_The records_
***
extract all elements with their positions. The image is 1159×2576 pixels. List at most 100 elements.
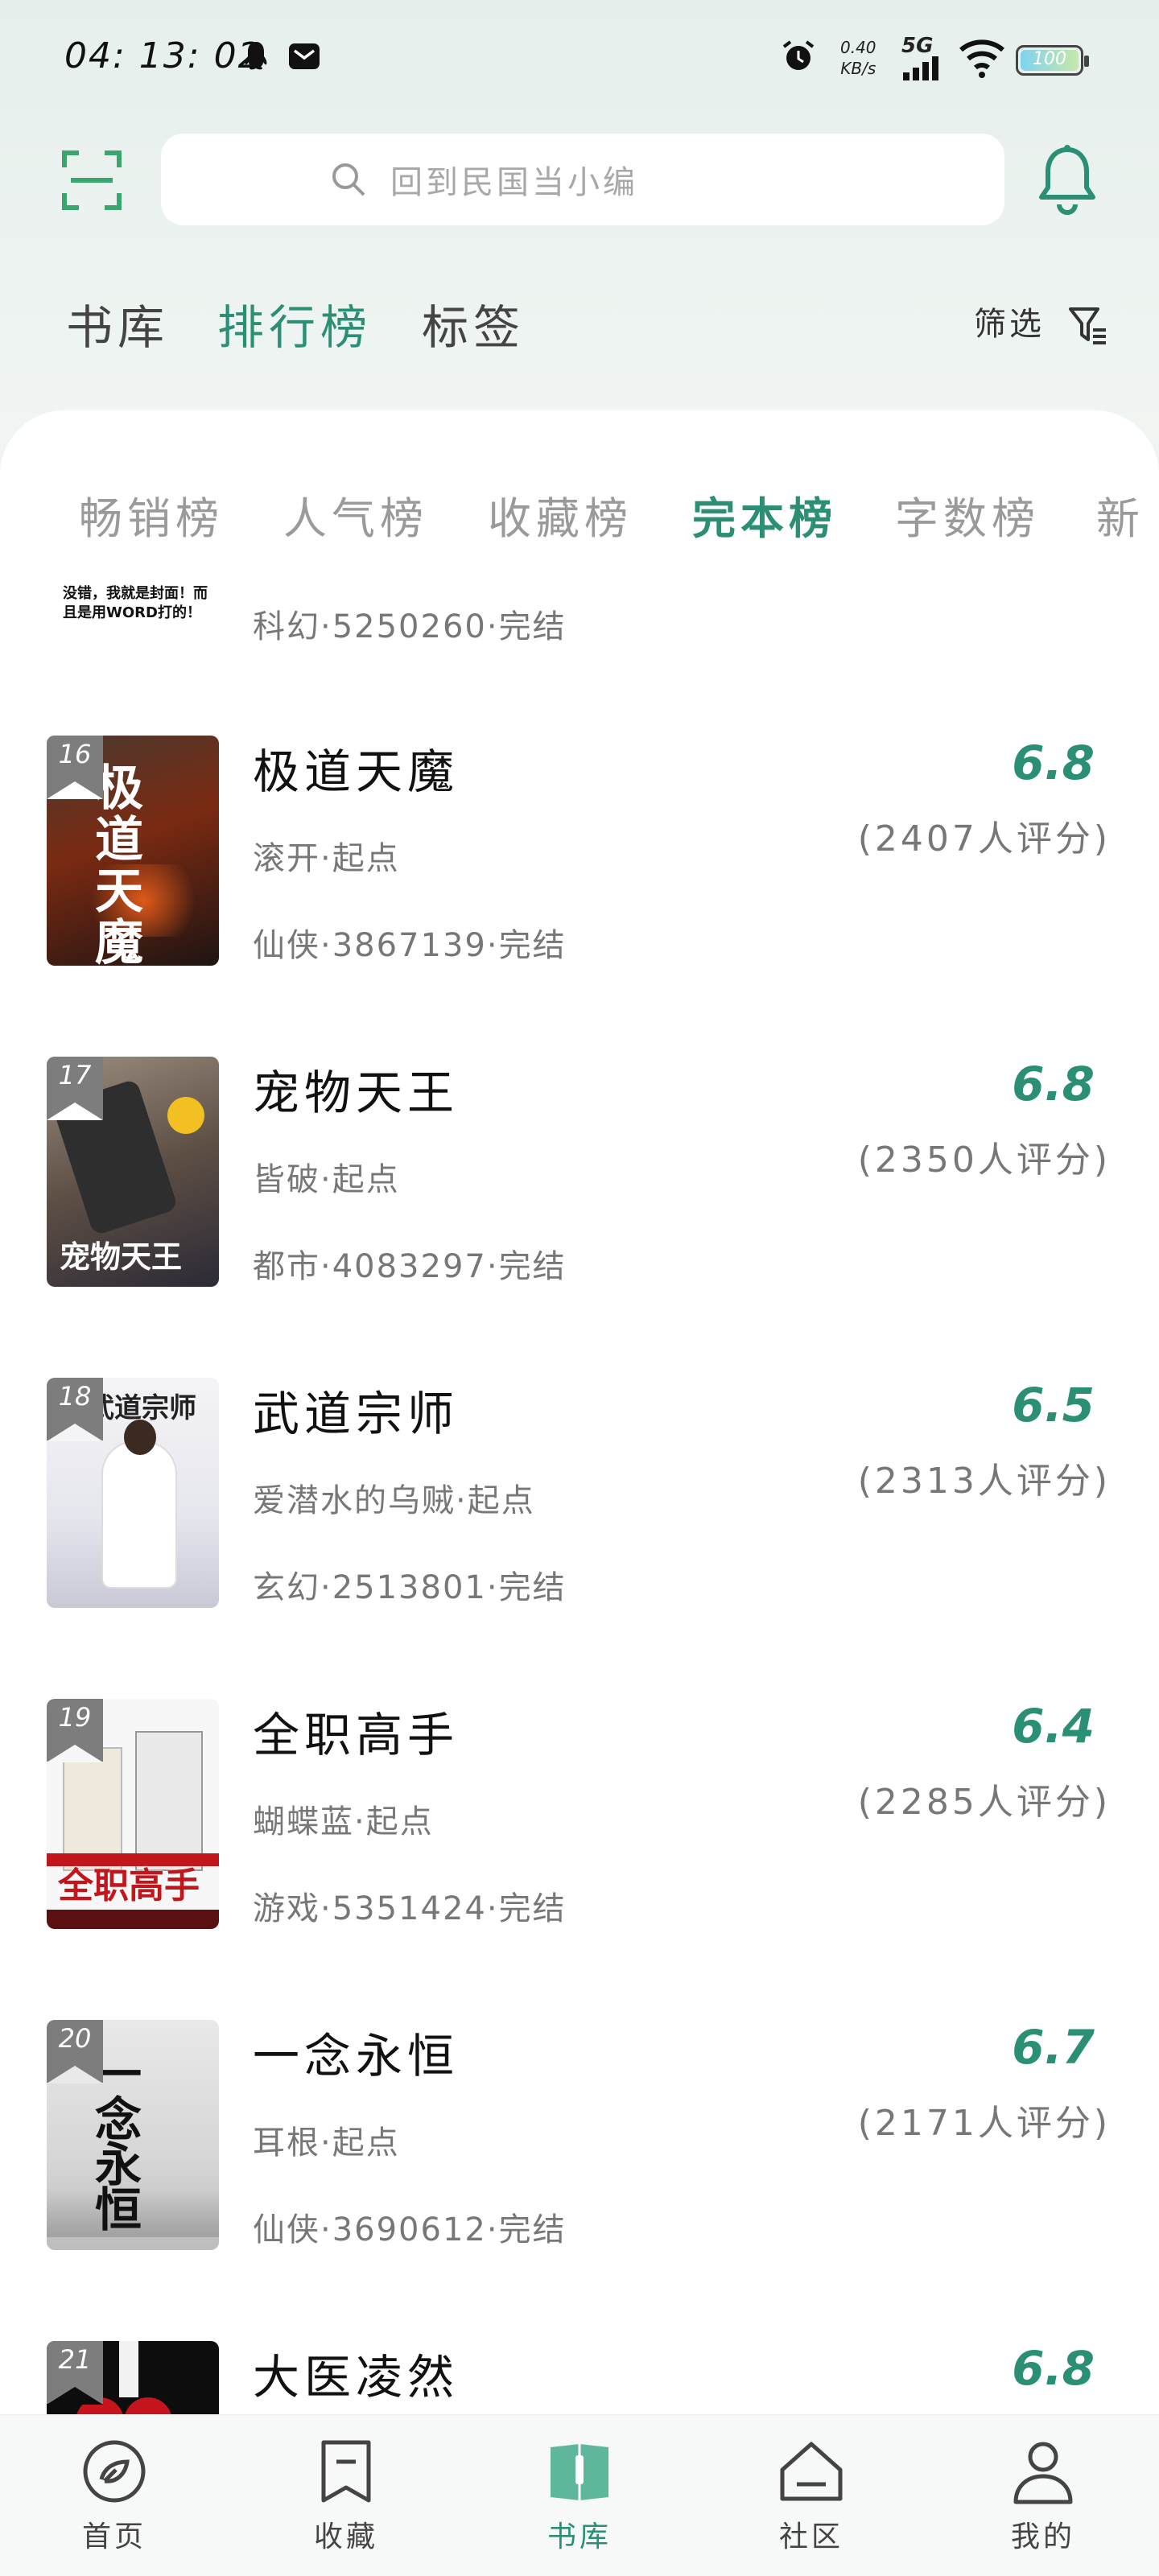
cover-figure-right: [135, 1731, 203, 1871]
book-raters: (2350人评分): [857, 1140, 1111, 1181]
battery-indicator: 100: [1016, 45, 1089, 76]
profile-icon: [1013, 2442, 1073, 2504]
partial-meta: 科幻·5250260·完结: [253, 608, 567, 645]
scan-icon[interactable]: [61, 150, 122, 211]
bookmark-icon: [321, 2440, 371, 2503]
qq-icon: [245, 42, 267, 70]
cover-bottom-band: [47, 1910, 219, 1929]
book-title: 大医凌然: [253, 2350, 460, 2405]
cover-title: 一念永恒: [95, 2047, 142, 2237]
rank-number: 18: [58, 1381, 92, 1412]
cover-flower: [167, 1097, 204, 1134]
network-type: 5G: [901, 34, 934, 58]
rank-badge: 17: [47, 1057, 103, 1120]
nav-favorites-label: 收藏: [313, 2520, 378, 2553]
cover-title: 全职高手: [58, 1865, 200, 1906]
nav-home[interactable]: 首页: [34, 2415, 195, 2576]
rank-tab-favorites[interactable]: 收藏榜: [488, 483, 633, 546]
signal-icon: [903, 56, 938, 80]
book-raters: (2285人评分): [857, 1782, 1111, 1823]
rank-number: 17: [58, 1060, 92, 1090]
search-placeholder: 回到民国当小编: [390, 164, 638, 201]
cover-title: 宠物天王: [60, 1239, 183, 1275]
rank-number: 16: [58, 739, 92, 769]
rank-tab-completed[interactable]: 完本榜: [692, 483, 837, 546]
status-bar: 04: 13: 02 0.40 KB/s 5G 100: [0, 0, 1159, 121]
book-raters: (2313人评分): [857, 1461, 1111, 1502]
rank-badge: 21: [47, 2341, 103, 2405]
book-title: 全职高手: [253, 1708, 460, 1762]
rank-number: 19: [58, 1702, 92, 1733]
book-score: 6.8: [1012, 736, 1095, 790]
filter-button[interactable]: 筛选: [974, 298, 1045, 344]
book-score: 6.8: [1012, 2341, 1095, 2396]
list-item[interactable]: 极道天魔 16 极道天魔 滚开·起点 仙侠·3867139·完结 6.8 (24…: [0, 736, 1159, 1057]
speed-value: 0.40: [840, 38, 876, 57]
wifi-icon: [959, 39, 1004, 78]
rank-tab-popularity[interactable]: 人气榜: [283, 483, 428, 546]
nav-favorites[interactable]: 收藏: [266, 2415, 427, 2576]
list-item-partial[interactable]: 没错，我就是封面！而且是用WORD打的！ 科幻·5250260·完结: [0, 571, 1159, 668]
book-title: 极道天魔: [253, 744, 460, 799]
rank-badge: 19: [47, 1699, 103, 1762]
bottom-navigation: 首页 收藏 书库 社区 我的: [0, 2414, 1159, 2576]
nav-community[interactable]: 社区: [731, 2415, 892, 2576]
tab-library[interactable]: 书库: [66, 290, 169, 357]
search-bar[interactable]: 回到民国当小编: [161, 134, 1004, 225]
cover-figure: [119, 2341, 138, 2397]
partial-cover: 没错，我就是封面！而且是用WORD打的！: [47, 571, 219, 633]
alarm-icon: [782, 40, 815, 70]
rank-tab-bestseller[interactable]: 畅销榜: [79, 483, 224, 546]
library-icon: [551, 2444, 608, 2500]
list-item[interactable]: 一念永恒 20 一念永恒 耳根·起点 仙侠·3690612·完结 6.7 (21…: [0, 2020, 1159, 2342]
list-item[interactable]: 武道宗师 18 武道宗师 爱潜水的乌贼·起点 玄幻·2513801·完结 6.5…: [0, 1378, 1159, 1700]
book-cover: 全职高手 19: [47, 1699, 219, 1929]
rank-badge: 16: [47, 736, 103, 799]
tab-ranking[interactable]: 排行榜: [217, 290, 373, 362]
search-icon: [332, 163, 365, 196]
tab-tags[interactable]: 标签: [422, 290, 525, 357]
filter-icon[interactable]: [1067, 304, 1109, 346]
book-title: 宠物天王: [253, 1065, 460, 1120]
cover-figure: [103, 1442, 175, 1587]
book-score: 6.4: [1012, 1699, 1095, 1754]
book-score: 6.5: [1012, 1378, 1095, 1432]
book-meta: 都市·4083297·完结: [253, 1248, 567, 1285]
cover-figure-left: [63, 1747, 122, 1871]
book-author: 爱潜水的乌贼·起点: [253, 1482, 535, 1519]
nav-profile[interactable]: 我的: [963, 2415, 1124, 2576]
book-title: 一念永恒: [253, 2029, 460, 2083]
rank-tab-new[interactable]: 新: [1096, 483, 1145, 546]
book-cover: 宠物天王 17: [47, 1057, 219, 1287]
book-meta: 游戏·5351424·完结: [253, 1890, 567, 1927]
tab-ranking-label: 排行榜: [217, 300, 373, 355]
cover-title: 武道宗师: [87, 1392, 196, 1424]
mail-icon: [289, 43, 320, 69]
book-cover: 武道宗师 18: [47, 1378, 219, 1608]
ranking-panel: 畅销榜 人气榜 收藏榜 完本榜 字数榜 新 没错，我就是封面！而且是用WORD打…: [0, 410, 1159, 2575]
book-score: 6.7: [1012, 2020, 1095, 2075]
network-speed: 0.40 KB/s: [840, 37, 876, 79]
community-icon: [780, 2442, 843, 2501]
rank-number: 21: [58, 2344, 92, 2375]
nav-community-label: 社区: [778, 2520, 843, 2553]
list-item[interactable]: 全职高手 19 全职高手 蝴蝶蓝·起点 游戏·5351424·完结 6.4 (2…: [0, 1699, 1159, 2021]
nav-home-label: 首页: [81, 2520, 146, 2553]
nav-profile-label: 我的: [1010, 2520, 1075, 2553]
book-meta: 仙侠·3867139·完结: [253, 927, 567, 964]
book-raters: (2407人评分): [857, 818, 1111, 859]
nav-library-label: 书库: [547, 2520, 612, 2553]
bell-icon[interactable]: [1035, 143, 1099, 216]
book-cover: 极道天魔 16: [47, 736, 219, 966]
home-icon: [83, 2440, 146, 2503]
cover-title: 极道天魔: [95, 760, 143, 966]
book-meta: 玄幻·2513801·完结: [253, 1569, 567, 1606]
list-item[interactable]: 宠物天王 17 宠物天王 皆破·起点 都市·4083297·完结 6.8 (23…: [0, 1057, 1159, 1379]
rank-badge: 20: [47, 2020, 103, 2083]
book-author: 蝴蝶蓝·起点: [253, 1803, 434, 1840]
book-meta: 仙侠·3690612·完结: [253, 2211, 567, 2248]
book-cover: 一念永恒 20: [47, 2020, 219, 2250]
nav-library[interactable]: 书库: [499, 2415, 660, 2576]
book-score: 6.8: [1012, 1057, 1095, 1111]
rank-tab-wordcount[interactable]: 字数榜: [895, 483, 1040, 546]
***
Render as a JSON list of strings the lines starting at the one containing "cover-figure-right: [135, 1731, 203, 1871]" and ending at the one containing "rank-number: 17: [58, 1060, 92, 1090]", one string per line, blank lines left out.

_Answer below_
[
  "cover-figure-right: [135, 1731, 203, 1871]",
  "book-raters: (2350人评分): [857, 1140, 1111, 1181]",
  "battery-indicator: 100: [1016, 45, 1089, 76]",
  "profile-icon: [1013, 2442, 1073, 2504]",
  "partial-meta: 科幻·5250260·完结: [253, 608, 567, 645]",
  "scan-icon[interactable]: [61, 150, 122, 211]",
  "bookmark-icon: [321, 2440, 371, 2503]",
  "qq-icon: [245, 42, 267, 70]",
  "cover-bottom-band: [47, 1910, 219, 1929]",
  "book-title: 大医凌然: [253, 2350, 460, 2405]",
  "cover-title: 一念永恒: [95, 2047, 142, 2237]",
  "rank-number: 18: [58, 1381, 92, 1412]",
  "cover-flower: [167, 1097, 204, 1134]",
  "network-type: 5G: [901, 34, 934, 58]",
  "rank-badge: 17: [47, 1057, 103, 1120]",
  "nav-favorites-label: 收藏: [313, 2520, 378, 2553]",
  "cover-title: 全职高手: [58, 1865, 200, 1906]",
  "nav-home[interactable]: 首页: [34, 2415, 195, 2576]",
  "rank-tab-favorites[interactable]: 收藏榜: [488, 483, 633, 546]",
  "signal-icon: [903, 56, 938, 80]",
  "book-raters: (2285人评分): [857, 1782, 1111, 1823]",
  "rank-number: 17: [58, 1060, 92, 1090]"
]